Paris : il y a 200 ans, les touristes affluaient pour voir… des corps en décomposition
Avant les faits divers et la télé réalité, il y avait la morgue de Paris, où les foules faisaient la queue pour voir les morts. À la fin du 19e siècle, elle attirait plus de visiteurs que le Louvre et quatre fois plus que la récente tour Eiffel.

Cette illustration du milieu du 19e siècle montre la morgue de Paris et les cadavres inconnus qu’elle exposait, attirant des foules de curieux derrière ses vitres.
Dans le Paris des années 1870, une vitrine en verre, très chère, était synonyme de lèche-vitrine ou d'un spectacle public. Et la morgue de Paris était tout cela à la fois.
À l’intérieur, les morts de la ville qui n’avaient pas été réclamés par leur famille reposaient sur des tables de marbre inclinées, sous un mince filet d’eau pour prévenir la décomposition. Si certains portaient encore les habits dans lesquels on les avait découverts, la plupart étaient nus, avec seulement des bandes de cuir pour couvrir leurs organes génitaux. D’autres accessoires, comme des manteaux, des bottes ou des parapluies, étaient accrochés au-dessus ou à côté des corps, autant indices de leur identité, macabrement exposés derrière ces vitrines. Si l’état de décomposition d’un cadavre était trop avancé, les assistants le remplaçaient par une réplique en cire. Un moyen de le garder présentable aux yeux du public.
Les foules s’amassaient chaque jour derrière l’immense façade de verre. Des vendeurs de rue proposaient des oranges et des gaufres aux personnes qui faisaient la queue. Les touristes avaient dans les mains des guides qui listaient la morgue de Paris à côté de Notre-Dame. Les enfants venaient avec leurs parents. Les Parisiens s’y rendaient, non pas pour faire leur deuil, mais pour admirer.

• • •

### CONSIGNES DE TRAVAIL
**a.** Quels accessoires étaient accrochés au-dessus ou à côté des corps, d'après l'article sur la morgue de Paris ?
**b.** Recopiez le passage de l'article sur la morgue de Paris qui va de « Dans le Paris » à « cela à la fois. ».
Seul le texte ci-dessus sert de source.

[Enregistrements de boîtes étiquetées]
• • •

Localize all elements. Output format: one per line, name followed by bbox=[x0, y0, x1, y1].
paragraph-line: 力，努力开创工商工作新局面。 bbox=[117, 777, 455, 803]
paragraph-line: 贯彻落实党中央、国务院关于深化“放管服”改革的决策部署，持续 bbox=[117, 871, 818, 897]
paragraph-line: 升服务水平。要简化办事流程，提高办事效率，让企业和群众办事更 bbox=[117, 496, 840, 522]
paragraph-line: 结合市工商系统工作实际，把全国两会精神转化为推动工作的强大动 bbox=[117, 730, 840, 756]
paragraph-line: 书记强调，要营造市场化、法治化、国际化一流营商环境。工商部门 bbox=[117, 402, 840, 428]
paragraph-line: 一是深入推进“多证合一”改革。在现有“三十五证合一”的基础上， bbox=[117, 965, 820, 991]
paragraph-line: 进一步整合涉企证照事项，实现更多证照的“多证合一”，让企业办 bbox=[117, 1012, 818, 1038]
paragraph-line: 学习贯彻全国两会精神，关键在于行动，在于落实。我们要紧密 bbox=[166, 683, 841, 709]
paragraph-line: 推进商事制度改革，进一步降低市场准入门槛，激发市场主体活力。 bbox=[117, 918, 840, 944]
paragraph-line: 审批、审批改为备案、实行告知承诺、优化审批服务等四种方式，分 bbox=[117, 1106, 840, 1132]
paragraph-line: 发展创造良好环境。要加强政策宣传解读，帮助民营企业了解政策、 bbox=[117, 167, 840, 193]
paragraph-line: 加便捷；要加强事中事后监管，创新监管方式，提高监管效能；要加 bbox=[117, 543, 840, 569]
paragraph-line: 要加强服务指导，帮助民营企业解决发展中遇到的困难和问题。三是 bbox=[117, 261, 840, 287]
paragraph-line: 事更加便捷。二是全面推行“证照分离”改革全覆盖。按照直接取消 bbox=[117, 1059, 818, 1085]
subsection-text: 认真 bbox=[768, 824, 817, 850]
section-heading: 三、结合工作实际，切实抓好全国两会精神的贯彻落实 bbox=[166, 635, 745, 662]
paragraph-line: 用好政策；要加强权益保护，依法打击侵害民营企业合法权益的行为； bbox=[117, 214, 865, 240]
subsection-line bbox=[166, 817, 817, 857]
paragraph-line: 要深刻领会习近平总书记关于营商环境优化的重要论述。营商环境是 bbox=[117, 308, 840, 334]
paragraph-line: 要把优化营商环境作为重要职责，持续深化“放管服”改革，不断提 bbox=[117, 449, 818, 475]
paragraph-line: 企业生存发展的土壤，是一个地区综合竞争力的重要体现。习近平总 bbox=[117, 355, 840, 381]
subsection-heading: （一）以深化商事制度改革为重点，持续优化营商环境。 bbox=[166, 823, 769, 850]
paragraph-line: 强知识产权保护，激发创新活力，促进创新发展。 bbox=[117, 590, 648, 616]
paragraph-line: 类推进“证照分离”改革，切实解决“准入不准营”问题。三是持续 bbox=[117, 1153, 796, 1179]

• • •

### LISTE DES SOLUTIONS
**a.** Des manteaux, des bottes et des parapluies.

**b.**
Dans le Paris des années 1870, une vitrine en verre, très chère, était synonyme de lèche-vitrine ou d'un spectacle public. Et la morgue de Paris était tout cela à la fois.